**Extracted data entries:**
--- begin ---
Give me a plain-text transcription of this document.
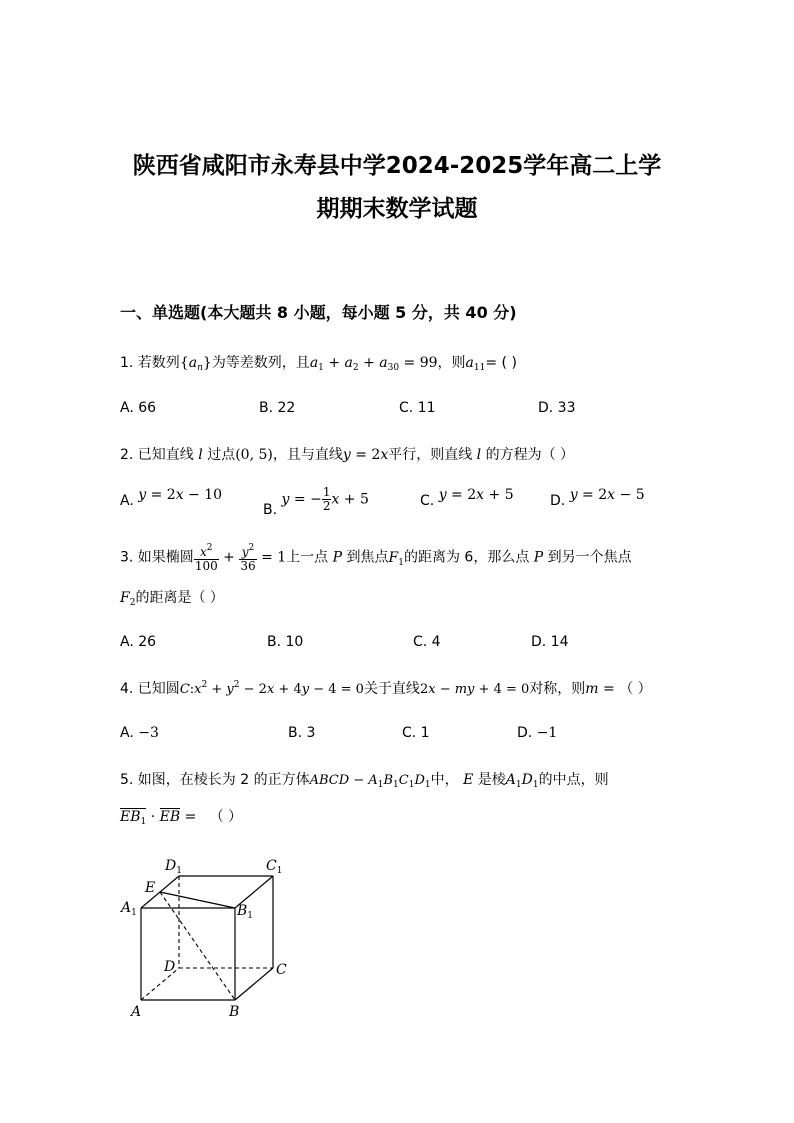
陕西省咸阳市永寿县中学2024-2025学年高二上学
期期末数学试题
一、单选题(本大题共 8 小题，每小题 5 分，共 40 分)
1. 若数列$\{a_n\}$为等差数列，且$a_1 + a_2 + a_{30} = 99$，则$a_{11}=$ ( )
A. 66	B. 22	C. 11	D. 33
2. 已知直线 l 过点(0, 5)，且与直线y = 2x平行，则直线 l 的方程为（ ）
A. y = 2x − 10
B. y = − $\frac{1}{2}$ x + 5	C. y = 2x + 5	D. y = 2x − 5
3. 如果椭圆 $\frac{x^2}{100} + \frac{y^2}{36} = 1$上一点 P 到焦点$F_1$的距离为 6，那么点 P 到另一个焦点
$F_2$的距离是（ ）
A. 26	B. 10	C. 4	D. 14
4. 已知圆$C:x^2 + y^2 - 2x + 4y - 4 = 0$关于直线2x − my + 4 = 0对称，则m = （ ）
A. −3	B. 3	C. 1	D. −1
5. 如图，在棱长为 2 的正方体ABCD − $A_1B_1C_1D_1$中， E 是棱$A_1D_1$的中点，则
$EB_1$ · EB =   （ ）
$D_1$	$C_1$
E
$A_1$	$B_1$
D	C
A	B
--- end ---
**Directions for this task:** Copy the records word for word, leaving no picture in the copy.

**Final result:**
Give me a plain-text transcription of this document.
陕西省咸阳市永寿县中学2024-2025学年高二上学
期期末数学试题
一、单选题(本大题共 8 小题，每小题 5 分，共 40 分)
1. 若数列$\{a_n\}$为等差数列，且$a_1 + a_2 + a_{30} = 99$，则$a_{11}=$ ( )
A. 66	B. 22	C. 11	D. 33
2. 已知直线 l 过点(0, 5)，且与直线y = 2x平行，则直线 l 的方程为（ ）
A. y = 2x − 10
B. y = − $\frac{1}{2}$ x + 5	C. y = 2x + 5	D. y = 2x − 5
3. 如果椭圆 $\frac{x^2}{100} + \frac{y^2}{36} = 1$上一点 P 到焦点$F_1$的距离为 6，那么点 P 到另一个焦点
$F_2$的距离是（ ）
A. 26	B. 10	C. 4	D. 14
4. 已知圆$C:x^2 + y^2 - 2x + 4y - 4 = 0$关于直线2x − my + 4 = 0对称，则m = （ ）
A. −3	B. 3	C. 1	D. −1
5. 如图，在棱长为 2 的正方体ABCD − $A_1B_1C_1D_1$中， E 是棱$A_1D_1$的中点，则
$EB_1$ · EB =   （ ）
$D_1$	$C_1$
E
$A_1$	$B_1$
D	C
A	B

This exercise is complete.